* Start Dataset content *

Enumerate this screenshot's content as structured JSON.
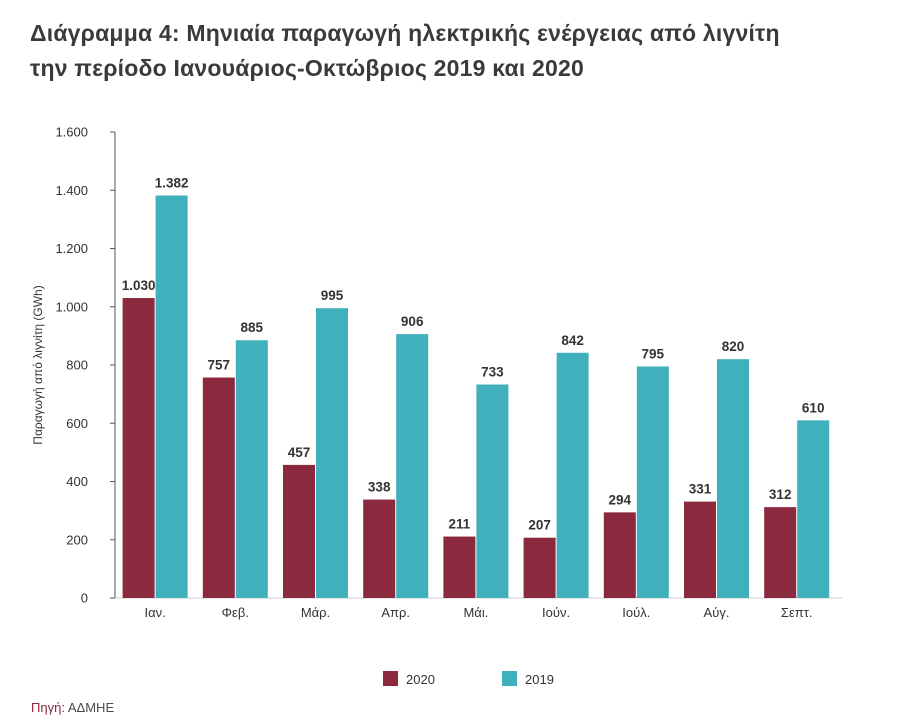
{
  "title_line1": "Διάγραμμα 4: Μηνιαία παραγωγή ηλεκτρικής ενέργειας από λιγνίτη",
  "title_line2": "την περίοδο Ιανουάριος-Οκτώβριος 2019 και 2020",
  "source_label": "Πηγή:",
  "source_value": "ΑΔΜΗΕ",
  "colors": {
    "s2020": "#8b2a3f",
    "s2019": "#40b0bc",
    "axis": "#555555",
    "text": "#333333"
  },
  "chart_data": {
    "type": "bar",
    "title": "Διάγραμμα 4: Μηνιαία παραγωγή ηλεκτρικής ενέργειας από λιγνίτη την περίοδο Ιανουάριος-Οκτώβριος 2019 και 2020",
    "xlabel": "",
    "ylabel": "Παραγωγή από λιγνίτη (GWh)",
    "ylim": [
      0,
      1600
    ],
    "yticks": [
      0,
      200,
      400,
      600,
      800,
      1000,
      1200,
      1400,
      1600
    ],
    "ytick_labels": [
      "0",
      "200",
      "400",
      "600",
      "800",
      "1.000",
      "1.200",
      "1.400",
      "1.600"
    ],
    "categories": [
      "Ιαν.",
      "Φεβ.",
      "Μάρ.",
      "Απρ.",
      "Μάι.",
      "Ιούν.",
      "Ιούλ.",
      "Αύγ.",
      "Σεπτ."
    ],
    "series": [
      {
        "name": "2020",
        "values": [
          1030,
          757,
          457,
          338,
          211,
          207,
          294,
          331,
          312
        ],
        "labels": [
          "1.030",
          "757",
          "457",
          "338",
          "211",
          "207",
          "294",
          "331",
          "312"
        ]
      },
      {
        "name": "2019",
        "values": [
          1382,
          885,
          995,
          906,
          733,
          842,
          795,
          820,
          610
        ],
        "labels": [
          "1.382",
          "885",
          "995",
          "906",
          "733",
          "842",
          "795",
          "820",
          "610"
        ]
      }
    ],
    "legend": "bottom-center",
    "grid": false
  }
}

* End Dataset content *
* Start Dataset content *

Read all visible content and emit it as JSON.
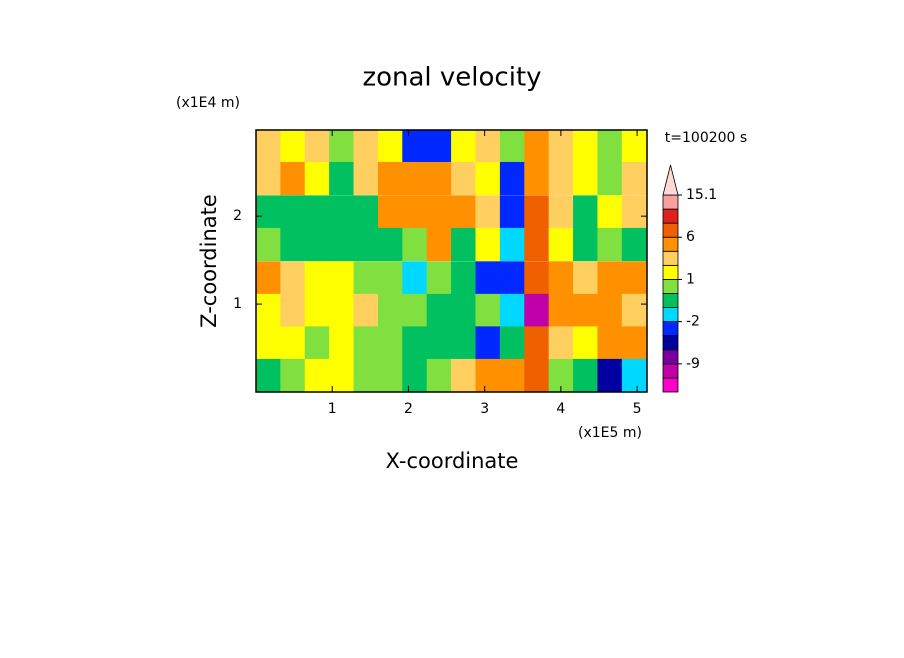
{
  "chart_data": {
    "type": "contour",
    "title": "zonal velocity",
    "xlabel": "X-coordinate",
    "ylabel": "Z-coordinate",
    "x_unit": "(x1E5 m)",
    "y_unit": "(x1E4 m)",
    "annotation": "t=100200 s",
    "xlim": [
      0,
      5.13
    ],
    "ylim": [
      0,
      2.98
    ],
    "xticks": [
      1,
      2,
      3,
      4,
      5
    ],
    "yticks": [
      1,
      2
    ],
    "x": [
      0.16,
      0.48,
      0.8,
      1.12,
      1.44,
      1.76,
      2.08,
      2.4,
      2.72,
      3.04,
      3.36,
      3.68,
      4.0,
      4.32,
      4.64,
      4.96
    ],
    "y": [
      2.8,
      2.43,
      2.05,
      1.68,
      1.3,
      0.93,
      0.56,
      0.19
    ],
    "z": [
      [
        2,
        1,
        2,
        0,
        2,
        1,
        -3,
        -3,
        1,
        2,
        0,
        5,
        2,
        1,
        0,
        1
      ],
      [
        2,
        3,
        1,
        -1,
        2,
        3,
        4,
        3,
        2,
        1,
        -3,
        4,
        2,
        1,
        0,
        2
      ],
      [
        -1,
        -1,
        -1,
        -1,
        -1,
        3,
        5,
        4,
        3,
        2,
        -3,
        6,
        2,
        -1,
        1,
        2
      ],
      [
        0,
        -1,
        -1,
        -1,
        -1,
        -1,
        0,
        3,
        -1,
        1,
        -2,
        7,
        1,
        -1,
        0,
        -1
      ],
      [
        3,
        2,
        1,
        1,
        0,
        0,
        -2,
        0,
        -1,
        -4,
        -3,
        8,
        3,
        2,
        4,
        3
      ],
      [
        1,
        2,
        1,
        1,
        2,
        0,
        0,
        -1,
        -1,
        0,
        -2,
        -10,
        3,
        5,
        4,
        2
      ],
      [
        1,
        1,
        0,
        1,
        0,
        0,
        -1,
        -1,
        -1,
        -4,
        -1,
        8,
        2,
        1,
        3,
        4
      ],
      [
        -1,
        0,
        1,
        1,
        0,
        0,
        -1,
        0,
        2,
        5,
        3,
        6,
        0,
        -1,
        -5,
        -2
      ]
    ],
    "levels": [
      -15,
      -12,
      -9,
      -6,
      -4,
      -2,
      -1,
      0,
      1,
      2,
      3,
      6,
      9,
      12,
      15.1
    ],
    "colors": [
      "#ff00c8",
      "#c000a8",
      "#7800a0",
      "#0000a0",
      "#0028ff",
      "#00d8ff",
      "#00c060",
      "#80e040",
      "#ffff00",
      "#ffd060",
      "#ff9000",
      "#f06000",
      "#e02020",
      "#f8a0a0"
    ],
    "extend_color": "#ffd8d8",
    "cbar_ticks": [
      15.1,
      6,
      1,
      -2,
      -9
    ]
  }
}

* End Dataset content *

§ The task: Only the number is wanted: how many lines in the preceding entries hold the string "coordinate"?

§ The completed task: 2